## [Material provided]
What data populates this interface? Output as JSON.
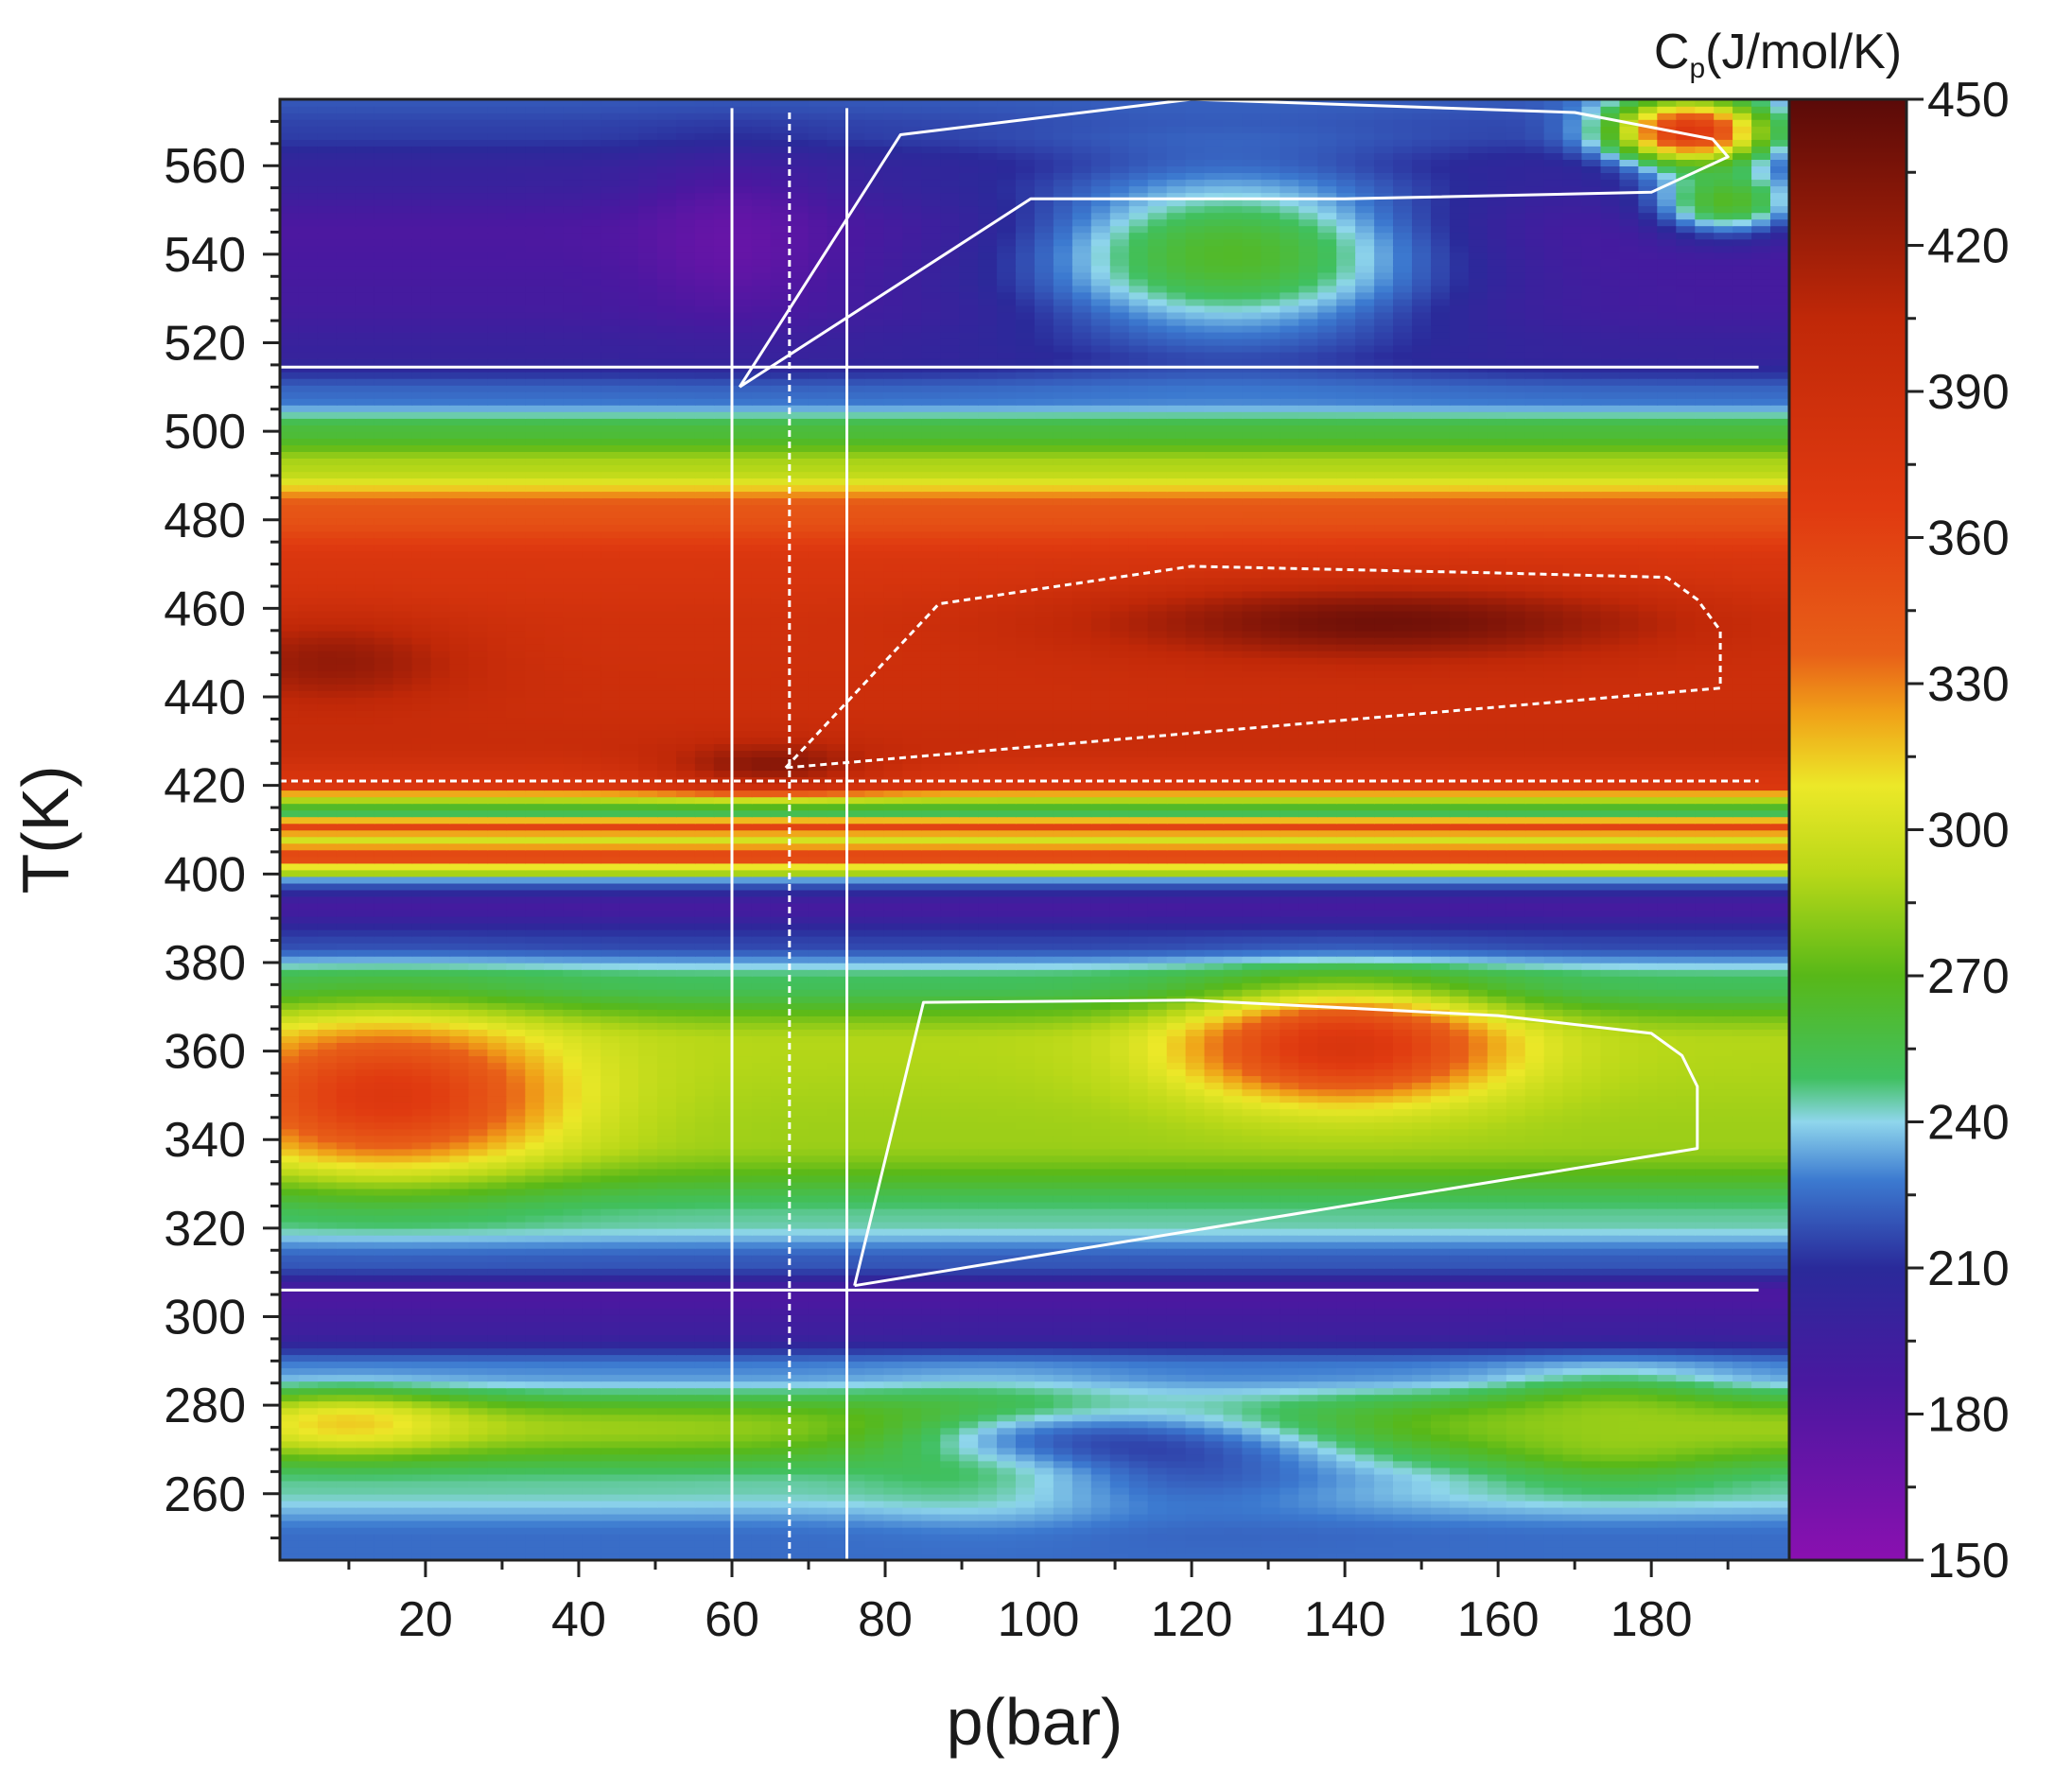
{
  "chart_data": {
    "type": "heatmap",
    "title": "",
    "xlabel": "p(bar)",
    "ylabel": "T(K)",
    "xlim": [
      1,
      198
    ],
    "ylim": [
      245,
      575
    ],
    "x_ticks": [
      20,
      40,
      60,
      80,
      100,
      120,
      140,
      160,
      180
    ],
    "x_tick_labels": [
      "20",
      "40",
      "60",
      "80",
      "100",
      "120",
      "140",
      "160",
      "180"
    ],
    "y_ticks": [
      260,
      280,
      300,
      320,
      340,
      360,
      380,
      400,
      420,
      440,
      460,
      480,
      500,
      520,
      540,
      560
    ],
    "y_tick_labels": [
      "260",
      "280",
      "300",
      "320",
      "340",
      "360",
      "380",
      "400",
      "420",
      "440",
      "460",
      "480",
      "500",
      "520",
      "540",
      "560"
    ],
    "colorbar": {
      "title_main": "C",
      "title_sub": "p",
      "title_rest": "(J/mol/K)",
      "range": [
        150,
        450
      ],
      "ticks": [
        150,
        180,
        210,
        240,
        270,
        300,
        330,
        360,
        390,
        420,
        450
      ],
      "tick_labels": [
        "150",
        "180",
        "210",
        "240",
        "270",
        "300",
        "330",
        "360",
        "390",
        "420",
        "450"
      ],
      "colormap": [
        [
          0.0,
          "#8a10b0"
        ],
        [
          0.12,
          "#4a18a0"
        ],
        [
          0.2,
          "#2a2a9a"
        ],
        [
          0.26,
          "#3c7ad0"
        ],
        [
          0.3,
          "#8fd6ec"
        ],
        [
          0.33,
          "#40c060"
        ],
        [
          0.4,
          "#58b818"
        ],
        [
          0.47,
          "#b8d818"
        ],
        [
          0.53,
          "#ece828"
        ],
        [
          0.58,
          "#f0a018"
        ],
        [
          0.62,
          "#e86018"
        ],
        [
          0.72,
          "#e03a10"
        ],
        [
          0.85,
          "#c02808"
        ],
        [
          1.0,
          "#5a0a08"
        ]
      ]
    },
    "field_bands": [
      {
        "T": 250,
        "Cp": 225
      },
      {
        "T": 262,
        "Cp": 245
      },
      {
        "T": 275,
        "Cp": 285
      },
      {
        "T": 288,
        "Cp": 230
      },
      {
        "T": 297,
        "Cp": 195
      },
      {
        "T": 305,
        "Cp": 185
      },
      {
        "T": 312,
        "Cp": 220
      },
      {
        "T": 322,
        "Cp": 245
      },
      {
        "T": 340,
        "Cp": 285
      },
      {
        "T": 362,
        "Cp": 290
      },
      {
        "T": 376,
        "Cp": 250
      },
      {
        "T": 385,
        "Cp": 215
      },
      {
        "T": 393,
        "Cp": 190
      },
      {
        "T": 398,
        "Cp": 220
      },
      {
        "T": 401,
        "Cp": 300
      },
      {
        "T": 404,
        "Cp": 360
      },
      {
        "T": 408,
        "Cp": 300
      },
      {
        "T": 411,
        "Cp": 360
      },
      {
        "T": 414,
        "Cp": 250
      },
      {
        "T": 417,
        "Cp": 290
      },
      {
        "T": 420,
        "Cp": 375
      },
      {
        "T": 430,
        "Cp": 395
      },
      {
        "T": 440,
        "Cp": 390
      },
      {
        "T": 455,
        "Cp": 385
      },
      {
        "T": 470,
        "Cp": 375
      },
      {
        "T": 482,
        "Cp": 345
      },
      {
        "T": 492,
        "Cp": 290
      },
      {
        "T": 500,
        "Cp": 260
      },
      {
        "T": 508,
        "Cp": 225
      },
      {
        "T": 518,
        "Cp": 200
      },
      {
        "T": 530,
        "Cp": 190
      },
      {
        "T": 545,
        "Cp": 185
      },
      {
        "T": 558,
        "Cp": 200
      },
      {
        "T": 568,
        "Cp": 215
      },
      {
        "T": 575,
        "Cp": 220
      }
    ],
    "field_features": [
      {
        "p": 145,
        "T": 457,
        "Cp": 440,
        "rp": 40,
        "rT": 9
      },
      {
        "p": 65,
        "T": 425,
        "Cp": 430,
        "rp": 14,
        "rT": 5
      },
      {
        "p": 8,
        "T": 448,
        "Cp": 425,
        "rp": 18,
        "rT": 10
      },
      {
        "p": 140,
        "T": 361,
        "Cp": 375,
        "rp": 20,
        "rT": 12
      },
      {
        "p": 15,
        "T": 350,
        "Cp": 370,
        "rp": 22,
        "rT": 16
      },
      {
        "p": 10,
        "T": 276,
        "Cp": 315,
        "rp": 15,
        "rT": 6
      },
      {
        "p": 125,
        "T": 540,
        "Cp": 265,
        "rp": 28,
        "rT": 20
      },
      {
        "p": 185,
        "T": 568,
        "Cp": 370,
        "rp": 10,
        "rT": 7
      },
      {
        "p": 190,
        "T": 552,
        "Cp": 265,
        "rp": 10,
        "rT": 8
      },
      {
        "p": 115,
        "T": 268,
        "Cp": 215,
        "rp": 30,
        "rT": 14
      },
      {
        "p": 95,
        "T": 270,
        "Cp": 270,
        "rp": 18,
        "rT": 12
      },
      {
        "p": 175,
        "T": 275,
        "Cp": 285,
        "rp": 15,
        "rT": 10
      },
      {
        "p": 60,
        "T": 543,
        "Cp": 170,
        "rp": 12,
        "rT": 15
      }
    ],
    "overlay_lines": [
      {
        "name": "vline-solid-1",
        "style": "solid",
        "points": [
          [
            60,
            245
          ],
          [
            60,
            573
          ]
        ]
      },
      {
        "name": "vline-dotted",
        "style": "dotted",
        "points": [
          [
            67.5,
            245
          ],
          [
            67.5,
            573
          ]
        ]
      },
      {
        "name": "vline-solid-2",
        "style": "solid",
        "points": [
          [
            75,
            245
          ],
          [
            75,
            573
          ]
        ]
      },
      {
        "name": "hline-514",
        "style": "solid",
        "points": [
          [
            1,
            514.5
          ],
          [
            194,
            514.5
          ]
        ]
      },
      {
        "name": "hline-421",
        "style": "dotted",
        "points": [
          [
            1,
            421
          ],
          [
            194,
            421
          ]
        ]
      },
      {
        "name": "hline-306",
        "style": "solid",
        "points": [
          [
            1,
            306
          ],
          [
            194,
            306
          ]
        ]
      },
      {
        "name": "region-upper",
        "style": "solid",
        "closed": true,
        "points": [
          [
            61,
            510
          ],
          [
            82,
            567
          ],
          [
            120,
            575
          ],
          [
            170,
            572
          ],
          [
            188,
            566
          ],
          [
            190,
            562
          ],
          [
            180,
            554
          ],
          [
            140,
            552.5
          ],
          [
            99,
            552.5
          ],
          [
            61,
            510
          ]
        ]
      },
      {
        "name": "region-middle",
        "style": "dotted",
        "closed": true,
        "points": [
          [
            67,
            424
          ],
          [
            87,
            461
          ],
          [
            120,
            469.5
          ],
          [
            160,
            468
          ],
          [
            182,
            467
          ],
          [
            186,
            462
          ],
          [
            189,
            455
          ],
          [
            189,
            442
          ],
          [
            67,
            424
          ]
        ]
      },
      {
        "name": "region-lower",
        "style": "solid",
        "closed": true,
        "points": [
          [
            76,
            307
          ],
          [
            85,
            371
          ],
          [
            120,
            371.5
          ],
          [
            160,
            368
          ],
          [
            180,
            364
          ],
          [
            184,
            359
          ],
          [
            186,
            352
          ],
          [
            186,
            338
          ],
          [
            76,
            307
          ]
        ]
      }
    ]
  }
}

## [What is required]
Look for lines containing the string "region" and copy them all.

## [Answer to this task]
        "name": "region-upper",
        "name": "region-middle",
        "name": "region-lower",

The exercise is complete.